Records from a data source —
——

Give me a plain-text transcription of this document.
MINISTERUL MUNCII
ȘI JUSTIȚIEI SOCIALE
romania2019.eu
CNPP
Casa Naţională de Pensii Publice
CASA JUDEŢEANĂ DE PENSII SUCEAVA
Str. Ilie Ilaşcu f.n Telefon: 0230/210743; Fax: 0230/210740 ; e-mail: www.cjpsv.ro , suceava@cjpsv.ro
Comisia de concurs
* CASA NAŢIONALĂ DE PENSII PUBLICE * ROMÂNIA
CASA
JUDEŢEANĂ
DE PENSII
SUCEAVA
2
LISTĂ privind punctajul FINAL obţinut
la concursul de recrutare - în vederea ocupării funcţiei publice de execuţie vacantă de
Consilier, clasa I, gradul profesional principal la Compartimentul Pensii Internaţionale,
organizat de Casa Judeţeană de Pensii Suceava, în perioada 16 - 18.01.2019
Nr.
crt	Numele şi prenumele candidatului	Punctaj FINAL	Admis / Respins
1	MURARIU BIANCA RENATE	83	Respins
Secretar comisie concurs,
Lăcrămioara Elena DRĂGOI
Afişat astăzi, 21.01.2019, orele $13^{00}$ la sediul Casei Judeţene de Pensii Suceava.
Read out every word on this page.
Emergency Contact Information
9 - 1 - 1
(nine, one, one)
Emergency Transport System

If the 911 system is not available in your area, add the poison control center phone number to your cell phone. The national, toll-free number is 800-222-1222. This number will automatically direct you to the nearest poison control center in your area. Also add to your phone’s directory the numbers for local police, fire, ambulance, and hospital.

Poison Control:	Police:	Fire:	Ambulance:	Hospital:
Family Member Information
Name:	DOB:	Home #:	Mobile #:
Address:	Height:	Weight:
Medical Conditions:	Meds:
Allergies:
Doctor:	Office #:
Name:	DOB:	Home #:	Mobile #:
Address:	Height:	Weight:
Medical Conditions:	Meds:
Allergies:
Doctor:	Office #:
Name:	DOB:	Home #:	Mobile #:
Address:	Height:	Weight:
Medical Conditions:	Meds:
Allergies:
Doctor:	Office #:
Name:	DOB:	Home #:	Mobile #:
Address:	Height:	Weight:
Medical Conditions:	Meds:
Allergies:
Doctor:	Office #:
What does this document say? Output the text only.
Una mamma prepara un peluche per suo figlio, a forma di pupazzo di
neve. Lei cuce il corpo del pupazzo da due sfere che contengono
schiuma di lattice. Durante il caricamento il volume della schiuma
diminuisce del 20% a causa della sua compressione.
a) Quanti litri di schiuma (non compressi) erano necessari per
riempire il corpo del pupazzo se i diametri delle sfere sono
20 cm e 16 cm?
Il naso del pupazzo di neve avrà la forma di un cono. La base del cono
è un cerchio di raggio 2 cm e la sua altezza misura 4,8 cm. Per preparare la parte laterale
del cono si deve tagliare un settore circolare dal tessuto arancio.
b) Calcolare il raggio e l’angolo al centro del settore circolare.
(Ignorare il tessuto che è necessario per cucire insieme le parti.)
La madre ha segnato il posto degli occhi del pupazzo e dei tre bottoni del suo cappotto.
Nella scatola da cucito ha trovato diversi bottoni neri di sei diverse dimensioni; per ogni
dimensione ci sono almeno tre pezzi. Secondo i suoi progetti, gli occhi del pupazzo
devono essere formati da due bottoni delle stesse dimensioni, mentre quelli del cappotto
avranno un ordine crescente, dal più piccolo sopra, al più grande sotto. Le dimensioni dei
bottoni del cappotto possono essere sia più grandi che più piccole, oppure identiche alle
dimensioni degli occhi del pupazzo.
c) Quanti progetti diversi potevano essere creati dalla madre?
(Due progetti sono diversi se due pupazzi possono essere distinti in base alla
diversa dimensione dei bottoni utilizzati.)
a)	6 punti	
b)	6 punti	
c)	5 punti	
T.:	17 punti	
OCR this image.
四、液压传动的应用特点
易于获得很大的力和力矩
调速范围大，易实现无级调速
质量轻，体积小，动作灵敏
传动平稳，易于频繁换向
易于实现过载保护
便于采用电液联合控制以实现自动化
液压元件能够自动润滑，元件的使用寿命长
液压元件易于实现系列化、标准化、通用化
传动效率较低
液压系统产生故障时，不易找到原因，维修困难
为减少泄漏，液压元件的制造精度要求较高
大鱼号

——

Work instructions —
Transcribe every line of the data, exactly as it stands.

The completed task —
Give me a plain-text transcription of this document.
MINISTERUL MUNCII
ȘI JUSTIȚIEI SOCIALE
romania2019.eu
CNPP
Casa Naţională de Pensii Publice
CASA JUDEŢEANĂ DE PENSII SUCEAVA
Str. Ilie Ilaşcu f.n Telefon: 0230/210743; Fax: 0230/210740 ; e-mail: www.cjpsv.ro , suceava@cjpsv.ro
Comisia de concurs
* CASA NAŢIONALĂ DE PENSII PUBLICE * ROMÂNIA
CASA
JUDEŢEANĂ
DE PENSII
SUCEAVA
2
LISTĂ privind punctajul FINAL obţinut
la concursul de recrutare - în vederea ocupării funcţiei publice de execuţie vacantă de
Consilier, clasa I, gradul profesional principal la Compartimentul Pensii Internaţionale,
organizat de Casa Judeţeană de Pensii Suceava, în perioada 16 - 18.01.2019
Nr.
crt	Numele şi prenumele candidatului	Punctaj FINAL	Admis / Respins
1	MURARIU BIANCA RENATE	83	Respins
Secretar comisie concurs,
Lăcrămioara Elena DRĂGOI
Afişat astăzi, 21.01.2019, orele $13^{00}$ la sediul Casei Judeţene de Pensii Suceava.
Read out every word on this page.
Emergency Contact Information
9 - 1 - 1
(nine, one, one)
Emergency Transport System

If the 911 system is not available in your area, add the poison control center phone number to your cell phone. The national, toll-free number is 800-222-1222. This number will automatically direct you to the nearest poison control center in your area. Also add to your phone’s directory the numbers for local police, fire, ambulance, and hospital.

Poison Control:	Police:	Fire:	Ambulance:	Hospital:
Family Member Information
Name:	DOB:	Home #:	Mobile #:
Address:	Height:	Weight:
Medical Conditions:	Meds:
Allergies:
Doctor:	Office #:
Name:	DOB:	Home #:	Mobile #:
Address:	Height:	Weight:
Medical Conditions:	Meds:
Allergies:
Doctor:	Office #:
Name:	DOB:	Home #:	Mobile #:
Address:	Height:	Weight:
Medical Conditions:	Meds:
Allergies:
Doctor:	Office #:
Name:	DOB:	Home #:	Mobile #:
Address:	Height:	Weight:
Medical Conditions:	Meds:
Allergies:
Doctor:	Office #:
What does this document say? Output the text only.
Una mamma prepara un peluche per suo figlio, a forma di pupazzo di
neve. Lei cuce il corpo del pupazzo da due sfere che contengono
schiuma di lattice. Durante il caricamento il volume della schiuma
diminuisce del 20% a causa della sua compressione.
a) Quanti litri di schiuma (non compressi) erano necessari per
riempire il corpo del pupazzo se i diametri delle sfere sono
20 cm e 16 cm?
Il naso del pupazzo di neve avrà la forma di un cono. La base del cono
è un cerchio di raggio 2 cm e la sua altezza misura 4,8 cm. Per preparare la parte laterale
del cono si deve tagliare un settore circolare dal tessuto arancio.
b) Calcolare il raggio e l’angolo al centro del settore circolare.
(Ignorare il tessuto che è necessario per cucire insieme le parti.)
La madre ha segnato il posto degli occhi del pupazzo e dei tre bottoni del suo cappotto.
Nella scatola da cucito ha trovato diversi bottoni neri di sei diverse dimensioni; per ogni
dimensione ci sono almeno tre pezzi. Secondo i suoi progetti, gli occhi del pupazzo
devono essere formati da due bottoni delle stesse dimensioni, mentre quelli del cappotto
avranno un ordine crescente, dal più piccolo sopra, al più grande sotto. Le dimensioni dei
bottoni del cappotto possono essere sia più grandi che più piccole, oppure identiche alle
dimensioni degli occhi del pupazzo.
c) Quanti progetti diversi potevano essere creati dalla madre?
(Due progetti sono diversi se due pupazzi possono essere distinti in base alla
diversa dimensione dei bottoni utilizzati.)
a)	6 punti	
b)	6 punti	
c)	5 punti	
T.:	17 punti	
OCR this image.
四、液压传动的应用特点
易于获得很大的力和力矩
调速范围大，易实现无级调速
质量轻，体积小，动作灵敏
传动平稳，易于频繁换向
易于实现过载保护
便于采用电液联合控制以实现自动化
液压元件能够自动润滑，元件的使用寿命长
液压元件易于实现系列化、标准化、通用化
传动效率较低
液压系统产生故障时，不易找到原因，维修困难
为减少泄漏，液压元件的制造精度要求较高
大鱼号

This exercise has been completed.